ABOUT THIS EXERCISE: Only the lines with the string "subtitle" are needed; return each of them from the entries below.

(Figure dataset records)
↓
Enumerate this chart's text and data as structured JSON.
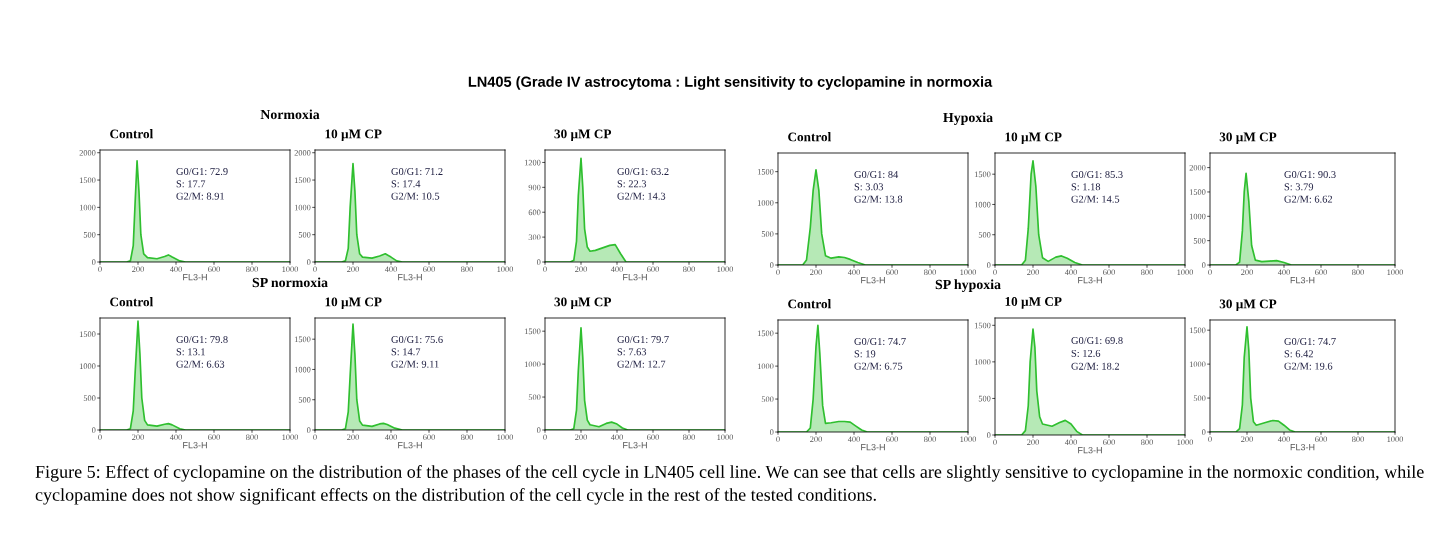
{
  "chart_data": [
    {
      "type": "other",
      "title": "LN405 (Grade IV astrocytoma : Light sensitivity to cyclopamine in normoxia",
      "annotations": [
        "Figure 5: Effect of cyclopamine on the distribution of the phases of the cell cycle in LN405 cell line. We can see that cells are slightly sensitive to cyclopamine in the normoxic condition, while cyclopamine does not show significant effects on the distribution of the cell cycle in the rest of the tested conditions."
      ]
    },
    {
      "type": "area",
      "subtitle": "Normoxia",
      "title": "Control",
      "xlabel": "FL3-H",
      "x": [
        0,
        140,
        160,
        175,
        185,
        195,
        205,
        215,
        230,
        250,
        300,
        340,
        360,
        380,
        420,
        450,
        1000
      ],
      "series": [
        {
          "color": "#2fbf2f",
          "values": [
            0,
            0,
            20,
            300,
            1100,
            1850,
            1300,
            500,
            150,
            80,
            60,
            100,
            130,
            90,
            20,
            0,
            0
          ]
        }
      ],
      "xlim": [
        0,
        1000
      ],
      "xticks": [
        0,
        200,
        400,
        600,
        800,
        1000
      ],
      "ylim": [
        0,
        2050
      ],
      "yticks": [
        0,
        500,
        1000,
        1500,
        2000
      ],
      "annotations": [
        "G0/G1: 72.9",
        "S: 17.7",
        "G2/M: 8.91"
      ],
      "grid": false,
      "legend": false
    },
    {
      "type": "area",
      "title": "10 µM CP",
      "xlabel": "FL3-H",
      "x": [
        0,
        140,
        160,
        175,
        185,
        200,
        210,
        220,
        235,
        250,
        300,
        340,
        370,
        400,
        430,
        460,
        1000
      ],
      "series": [
        {
          "color": "#2fbf2f",
          "values": [
            0,
            0,
            20,
            250,
            1000,
            1800,
            1300,
            500,
            150,
            90,
            70,
            110,
            150,
            90,
            20,
            0,
            0
          ]
        }
      ],
      "xlim": [
        0,
        1000
      ],
      "xticks": [
        0,
        200,
        400,
        600,
        800,
        1000
      ],
      "ylim": [
        0,
        2050
      ],
      "yticks": [
        0,
        500,
        1000,
        1500,
        2000
      ],
      "annotations": [
        "G0/G1: 71.2",
        "S: 17.4",
        "G2/M: 10.5"
      ],
      "grid": false,
      "legend": false
    },
    {
      "type": "area",
      "title": "30 µM CP",
      "xlabel": "FL3-H",
      "x": [
        0,
        140,
        160,
        175,
        185,
        200,
        210,
        220,
        235,
        250,
        280,
        320,
        360,
        390,
        420,
        450,
        1000
      ],
      "series": [
        {
          "color": "#2fbf2f",
          "values": [
            0,
            0,
            20,
            250,
            800,
            1250,
            900,
            400,
            180,
            130,
            140,
            170,
            200,
            210,
            100,
            0,
            0
          ]
        }
      ],
      "xlim": [
        0,
        1000
      ],
      "xticks": [
        0,
        200,
        400,
        600,
        800,
        1000
      ],
      "ylim": [
        0,
        1350
      ],
      "yticks": [
        0,
        300,
        600,
        900,
        1200
      ],
      "annotations": [
        "G0/G1: 63.2",
        "S: 22.3",
        "G2/M: 14.3"
      ],
      "grid": false,
      "legend": false
    },
    {
      "type": "area",
      "subtitle": "Hypoxia",
      "title": "Control",
      "xlabel": "FL3-H",
      "x": [
        0,
        130,
        150,
        170,
        185,
        200,
        215,
        230,
        250,
        280,
        320,
        350,
        380,
        420,
        460,
        1000
      ],
      "series": [
        {
          "color": "#2fbf2f",
          "values": [
            0,
            0,
            80,
            600,
            1200,
            1530,
            1200,
            500,
            150,
            110,
            130,
            120,
            90,
            40,
            0,
            0
          ]
        }
      ],
      "xlim": [
        0,
        1000
      ],
      "xticks": [
        0,
        200,
        400,
        600,
        800,
        1000
      ],
      "ylim": [
        0,
        1800
      ],
      "yticks": [
        0,
        500,
        1000,
        1500
      ],
      "annotations": [
        "G0/G1: 84",
        "S: 3.03",
        "G2/M: 13.8"
      ],
      "grid": false,
      "legend": false
    },
    {
      "type": "area",
      "title": "10 µM CP",
      "xlabel": "FL3-H",
      "x": [
        0,
        140,
        160,
        175,
        190,
        200,
        215,
        230,
        250,
        280,
        320,
        350,
        380,
        420,
        460,
        1000
      ],
      "series": [
        {
          "color": "#2fbf2f",
          "values": [
            0,
            0,
            80,
            600,
            1500,
            1720,
            1300,
            500,
            120,
            60,
            130,
            150,
            110,
            40,
            0,
            0
          ]
        }
      ],
      "xlim": [
        0,
        1000
      ],
      "xticks": [
        0,
        200,
        400,
        600,
        800,
        1000
      ],
      "ylim": [
        0,
        1850
      ],
      "yticks": [
        0,
        500,
        1000,
        1500
      ],
      "annotations": [
        "G0/G1: 85.3",
        "S: 1.18",
        "G2/M: 14.5"
      ],
      "grid": false,
      "legend": false
    },
    {
      "type": "area",
      "title": "30 µM CP",
      "xlabel": "FL3-H",
      "x": [
        0,
        140,
        160,
        175,
        185,
        195,
        210,
        225,
        245,
        280,
        320,
        360,
        400,
        440,
        1000
      ],
      "series": [
        {
          "color": "#2fbf2f",
          "values": [
            0,
            0,
            60,
            700,
            1500,
            1880,
            1300,
            400,
            100,
            70,
            80,
            90,
            50,
            0,
            0
          ]
        }
      ],
      "xlim": [
        0,
        1000
      ],
      "xticks": [
        0,
        200,
        400,
        600,
        800,
        1000
      ],
      "ylim": [
        0,
        2300
      ],
      "yticks": [
        0,
        500,
        1000,
        1500,
        2000
      ],
      "annotations": [
        "G0/G1: 90.3",
        "S: 3.79",
        "G2/M: 6.62"
      ],
      "grid": false,
      "legend": false
    },
    {
      "type": "area",
      "subtitle": "SP normoxia",
      "title": "Control",
      "xlabel": "FL3-H",
      "x": [
        0,
        140,
        160,
        175,
        185,
        200,
        210,
        220,
        235,
        250,
        300,
        340,
        360,
        380,
        420,
        450,
        1000
      ],
      "series": [
        {
          "color": "#2fbf2f",
          "values": [
            0,
            0,
            20,
            300,
            900,
            1700,
            1200,
            500,
            150,
            80,
            60,
            90,
            100,
            80,
            20,
            0,
            0
          ]
        }
      ],
      "xlim": [
        0,
        1000
      ],
      "xticks": [
        0,
        200,
        400,
        600,
        800,
        1000
      ],
      "ylim": [
        0,
        1750
      ],
      "yticks": [
        0,
        500,
        1000,
        1500
      ],
      "annotations": [
        "G0/G1: 79.8",
        "S: 13.1",
        "G2/M: 6.63"
      ],
      "grid": false,
      "legend": false
    },
    {
      "type": "area",
      "title": "10 µM CP",
      "xlabel": "FL3-H",
      "x": [
        0,
        140,
        160,
        175,
        185,
        200,
        210,
        220,
        235,
        250,
        300,
        340,
        360,
        380,
        420,
        460,
        1000
      ],
      "series": [
        {
          "color": "#2fbf2f",
          "values": [
            0,
            0,
            20,
            300,
            900,
            1750,
            1250,
            500,
            150,
            80,
            60,
            100,
            110,
            90,
            30,
            0,
            0
          ]
        }
      ],
      "xlim": [
        0,
        1000
      ],
      "xticks": [
        0,
        200,
        400,
        600,
        800,
        1000
      ],
      "ylim": [
        0,
        1850
      ],
      "yticks": [
        0,
        500,
        1000,
        1500
      ],
      "annotations": [
        "G0/G1: 75.6",
        "S: 14.7",
        "G2/M: 9.11"
      ],
      "grid": false,
      "legend": false
    },
    {
      "type": "area",
      "title": "30 µM CP",
      "xlabel": "FL3-H",
      "x": [
        0,
        140,
        160,
        175,
        185,
        200,
        210,
        220,
        235,
        250,
        300,
        340,
        370,
        400,
        430,
        460,
        1000
      ],
      "series": [
        {
          "color": "#2fbf2f",
          "values": [
            0,
            0,
            20,
            300,
            900,
            1550,
            1100,
            450,
            150,
            80,
            50,
            100,
            120,
            90,
            30,
            0,
            0
          ]
        }
      ],
      "xlim": [
        0,
        1000
      ],
      "xticks": [
        0,
        200,
        400,
        600,
        800,
        1000
      ],
      "ylim": [
        0,
        1700
      ],
      "yticks": [
        0,
        500,
        1000,
        1500
      ],
      "annotations": [
        "G0/G1: 79.7",
        "S: 7.63",
        "G2/M: 12.7"
      ],
      "grid": false,
      "legend": false
    },
    {
      "type": "area",
      "subtitle": "SP hypoxia",
      "title": "Control",
      "xlabel": "FL3-H",
      "x": [
        0,
        150,
        170,
        185,
        200,
        210,
        220,
        235,
        250,
        280,
        320,
        350,
        380,
        410,
        440,
        470,
        1000
      ],
      "series": [
        {
          "color": "#2fbf2f",
          "values": [
            0,
            0,
            60,
            500,
            1300,
            1620,
            1200,
            400,
            130,
            140,
            160,
            160,
            150,
            90,
            30,
            0,
            0
          ]
        }
      ],
      "xlim": [
        0,
        1000
      ],
      "xticks": [
        0,
        200,
        400,
        600,
        800,
        1000
      ],
      "ylim": [
        0,
        1700
      ],
      "yticks": [
        0,
        500,
        1000,
        1500
      ],
      "annotations": [
        "G0/G1: 74.7",
        "S: 19",
        "G2/M: 6.75"
      ],
      "grid": false,
      "legend": false
    },
    {
      "type": "area",
      "title": "10 µM CP",
      "xlabel": "FL3-H",
      "x": [
        0,
        140,
        160,
        175,
        185,
        200,
        210,
        220,
        235,
        250,
        300,
        340,
        370,
        400,
        430,
        460,
        1000
      ],
      "series": [
        {
          "color": "#2fbf2f",
          "values": [
            0,
            0,
            60,
            400,
            1000,
            1450,
            1200,
            600,
            250,
            150,
            120,
            170,
            200,
            150,
            50,
            0,
            0
          ]
        }
      ],
      "xlim": [
        0,
        1000
      ],
      "xticks": [
        0,
        200,
        400,
        600,
        800,
        1000
      ],
      "ylim": [
        0,
        1600
      ],
      "yticks": [
        0,
        500,
        1000,
        1500
      ],
      "annotations": [
        "G0/G1: 69.8",
        "S: 12.6",
        "G2/M: 18.2"
      ],
      "grid": false,
      "legend": false
    },
    {
      "type": "area",
      "title": "30 µM CP",
      "xlabel": "FL3-H",
      "x": [
        0,
        140,
        160,
        175,
        185,
        200,
        210,
        220,
        235,
        250,
        300,
        340,
        370,
        400,
        430,
        460,
        1000
      ],
      "series": [
        {
          "color": "#2fbf2f",
          "values": [
            0,
            0,
            50,
            400,
            1100,
            1550,
            1200,
            500,
            150,
            100,
            140,
            170,
            160,
            100,
            30,
            0,
            0
          ]
        }
      ],
      "xlim": [
        0,
        1000
      ],
      "xticks": [
        0,
        200,
        400,
        600,
        800,
        1000
      ],
      "ylim": [
        0,
        1650
      ],
      "yticks": [
        0,
        500,
        1000,
        1500
      ],
      "annotations": [
        "G0/G1: 74.7",
        "S: 6.42",
        "G2/M: 19.6"
      ],
      "grid": false,
      "legend": false
    }
  ]
}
↑
ANSWER FOR THE TASK:
      "subtitle": "Normoxia",
      "subtitle": "Hypoxia",
      "subtitle": "SP normoxia",
      "subtitle": "SP hypoxia",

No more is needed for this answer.